*Problem description*
Every record must be repeated exactly; omit any pictures they contain.

*Data for processing*
-=-=-

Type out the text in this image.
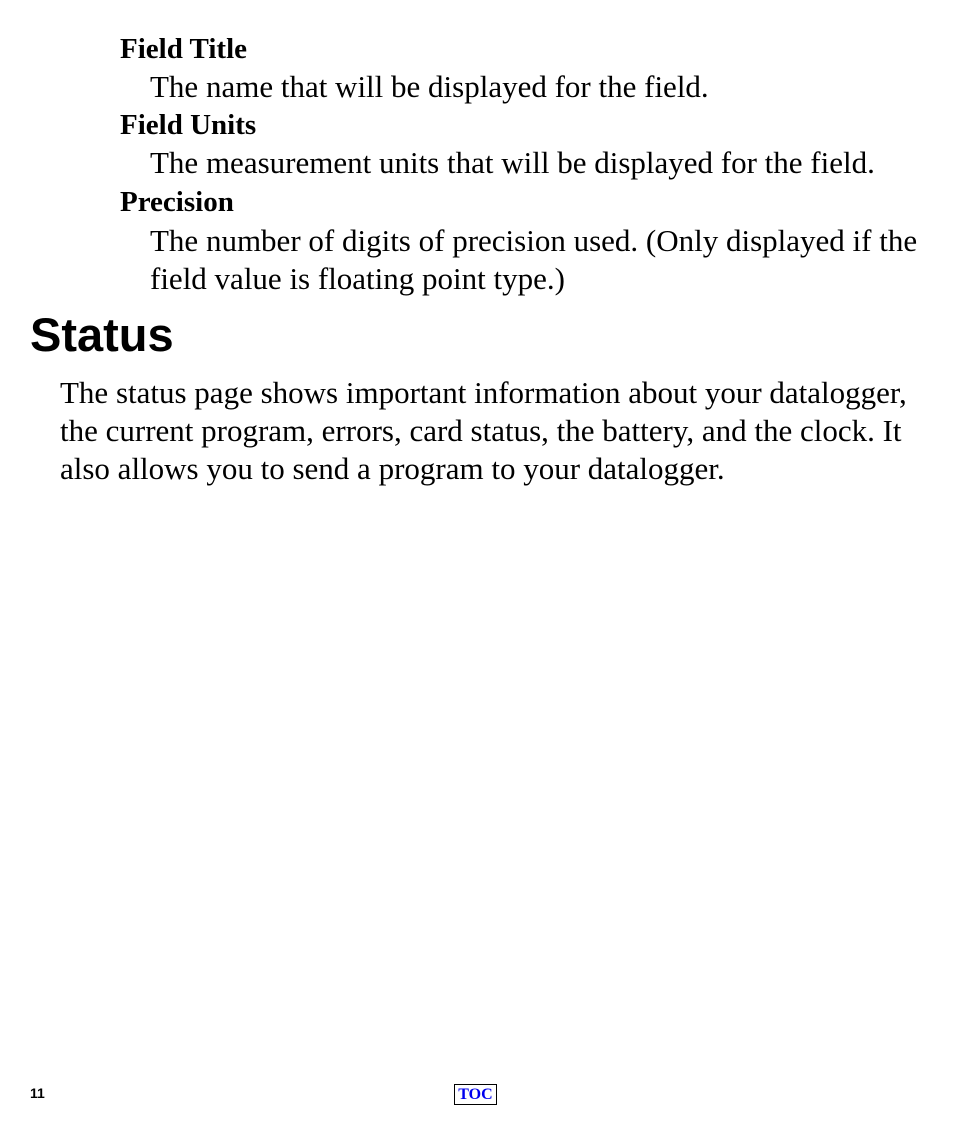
Field Title
The name that will be displayed for the field.
Field Units
The measurement units that will be displayed for the field.
Precision
The number of digits of precision used. (Only displayed if the field value is floating point type.)
Status

The status page shows important information about your datalogger, the current program, errors, card status, the battery, and the clock. It also allows you to send a program to your datalogger.

11	TOC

-=-=-

*Task answer*
Type out the text in this image.
Field Title
The name that will be displayed for the field.
Field Units
The measurement units that will be displayed for the field.
Precision
The number of digits of precision used. (Only displayed if the field value is floating point type.)
Status

The status page shows important information about your datalogger, the current program, errors, card status, the battery, and the clock. It also allows you to send a program to your datalogger.

11	TOC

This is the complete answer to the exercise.